**SET TASK**
Print the data exactly as it is given, please.

::: RECORDED INFORMATION :::

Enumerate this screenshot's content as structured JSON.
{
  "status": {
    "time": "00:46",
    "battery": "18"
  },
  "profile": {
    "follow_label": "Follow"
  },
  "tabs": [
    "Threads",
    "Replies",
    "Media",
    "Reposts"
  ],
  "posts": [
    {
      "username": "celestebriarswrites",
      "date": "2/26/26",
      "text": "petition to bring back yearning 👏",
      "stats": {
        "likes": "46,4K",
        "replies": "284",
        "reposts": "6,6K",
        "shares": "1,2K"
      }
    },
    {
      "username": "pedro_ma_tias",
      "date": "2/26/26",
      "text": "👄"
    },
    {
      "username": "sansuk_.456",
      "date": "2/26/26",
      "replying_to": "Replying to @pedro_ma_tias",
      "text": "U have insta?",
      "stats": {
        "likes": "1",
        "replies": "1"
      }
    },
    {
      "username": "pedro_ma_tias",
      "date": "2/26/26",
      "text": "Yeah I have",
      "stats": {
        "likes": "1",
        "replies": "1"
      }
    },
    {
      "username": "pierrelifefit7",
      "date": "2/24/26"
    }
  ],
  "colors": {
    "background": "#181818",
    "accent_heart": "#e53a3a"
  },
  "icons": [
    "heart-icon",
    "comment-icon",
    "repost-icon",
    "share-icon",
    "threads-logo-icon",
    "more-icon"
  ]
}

:::

**RESPONSE TO THIS TASK**
Enumerate this screenshot's content as structured JSON.
{
  "status": {
    "time": "00:46",
    "battery": "18"
  },
  "profile": {
    "follow_label": "Follow"
  },
  "tabs": [
    "Threads",
    "Replies",
    "Media",
    "Reposts"
  ],
  "posts": [
    {
      "username": "celestebriarswrites",
      "date": "2/26/26",
      "text": "petition to bring back yearning 👏",
      "stats": {
        "likes": "46,4K",
        "replies": "284",
        "reposts": "6,6K",
        "shares": "1,2K"
      }
    },
    {
      "username": "pedro_ma_tias",
      "date": "2/26/26",
      "text": "👄"
    },
    {
      "username": "sansuk_.456",
      "date": "2/26/26",
      "replying_to": "Replying to @pedro_ma_tias",
      "text": "U have insta?",
      "stats": {
        "likes": "1",
        "replies": "1"
      }
    },
    {
      "username": "pedro_ma_tias",
      "date": "2/26/26",
      "text": "Yeah I have",
      "stats": {
        "likes": "1",
        "replies": "1"
      }
    },
    {
      "username": "pierrelifefit7",
      "date": "2/24/26"
    }
  ],
  "colors": {
    "background": "#181818",
    "accent_heart": "#e53a3a"
  },
  "icons": [
    "heart-icon",
    "comment-icon",
    "repost-icon",
    "share-icon",
    "threads-logo-icon",
    "more-icon"
  ]
}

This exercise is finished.